■ **PROBLEM DESCRIPTION**
Your task is to output the entries below word for word.

━━━

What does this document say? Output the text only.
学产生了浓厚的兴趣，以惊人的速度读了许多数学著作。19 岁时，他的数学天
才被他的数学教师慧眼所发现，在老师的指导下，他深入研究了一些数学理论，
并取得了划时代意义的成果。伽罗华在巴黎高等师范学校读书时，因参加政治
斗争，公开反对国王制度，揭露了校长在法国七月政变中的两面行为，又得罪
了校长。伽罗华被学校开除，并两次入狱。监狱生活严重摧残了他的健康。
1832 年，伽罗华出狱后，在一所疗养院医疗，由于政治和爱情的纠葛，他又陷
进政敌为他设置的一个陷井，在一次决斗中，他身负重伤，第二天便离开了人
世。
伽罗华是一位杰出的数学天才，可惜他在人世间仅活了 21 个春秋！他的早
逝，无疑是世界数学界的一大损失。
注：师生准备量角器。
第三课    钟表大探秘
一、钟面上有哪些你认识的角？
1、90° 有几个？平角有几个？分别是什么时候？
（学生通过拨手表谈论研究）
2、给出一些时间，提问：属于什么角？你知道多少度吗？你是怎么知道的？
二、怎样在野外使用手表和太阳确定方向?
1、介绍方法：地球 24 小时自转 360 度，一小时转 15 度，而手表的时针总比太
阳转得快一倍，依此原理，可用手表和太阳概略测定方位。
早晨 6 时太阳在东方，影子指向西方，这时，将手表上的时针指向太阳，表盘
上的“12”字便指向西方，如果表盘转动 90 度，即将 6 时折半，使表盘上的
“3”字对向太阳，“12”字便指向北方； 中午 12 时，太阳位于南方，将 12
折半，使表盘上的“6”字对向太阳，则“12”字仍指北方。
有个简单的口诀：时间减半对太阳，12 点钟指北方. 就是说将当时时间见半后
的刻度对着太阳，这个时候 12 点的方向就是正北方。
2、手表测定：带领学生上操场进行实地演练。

━━━

■ **FULL RESPONSE**
What does this document say? Output the text only.
学产生了浓厚的兴趣，以惊人的速度读了许多数学著作。19 岁时，他的数学天
才被他的数学教师慧眼所发现，在老师的指导下，他深入研究了一些数学理论，
并取得了划时代意义的成果。伽罗华在巴黎高等师范学校读书时，因参加政治
斗争，公开反对国王制度，揭露了校长在法国七月政变中的两面行为，又得罪
了校长。伽罗华被学校开除，并两次入狱。监狱生活严重摧残了他的健康。
1832 年，伽罗华出狱后，在一所疗养院医疗，由于政治和爱情的纠葛，他又陷
进政敌为他设置的一个陷井，在一次决斗中，他身负重伤，第二天便离开了人
世。
伽罗华是一位杰出的数学天才，可惜他在人世间仅活了 21 个春秋！他的早
逝，无疑是世界数学界的一大损失。
注：师生准备量角器。
第三课    钟表大探秘
一、钟面上有哪些你认识的角？
1、90° 有几个？平角有几个？分别是什么时候？
（学生通过拨手表谈论研究）
2、给出一些时间，提问：属于什么角？你知道多少度吗？你是怎么知道的？
二、怎样在野外使用手表和太阳确定方向?
1、介绍方法：地球 24 小时自转 360 度，一小时转 15 度，而手表的时针总比太
阳转得快一倍，依此原理，可用手表和太阳概略测定方位。
早晨 6 时太阳在东方，影子指向西方，这时，将手表上的时针指向太阳，表盘
上的“12”字便指向西方，如果表盘转动 90 度，即将 6 时折半，使表盘上的
“3”字对向太阳，“12”字便指向北方； 中午 12 时，太阳位于南方，将 12
折半，使表盘上的“6”字对向太阳，则“12”字仍指北方。
有个简单的口诀：时间减半对太阳，12 点钟指北方. 就是说将当时时间见半后
的刻度对着太阳，这个时候 12 点的方向就是正北方。
2、手表测定：带领学生上操场进行实地演练。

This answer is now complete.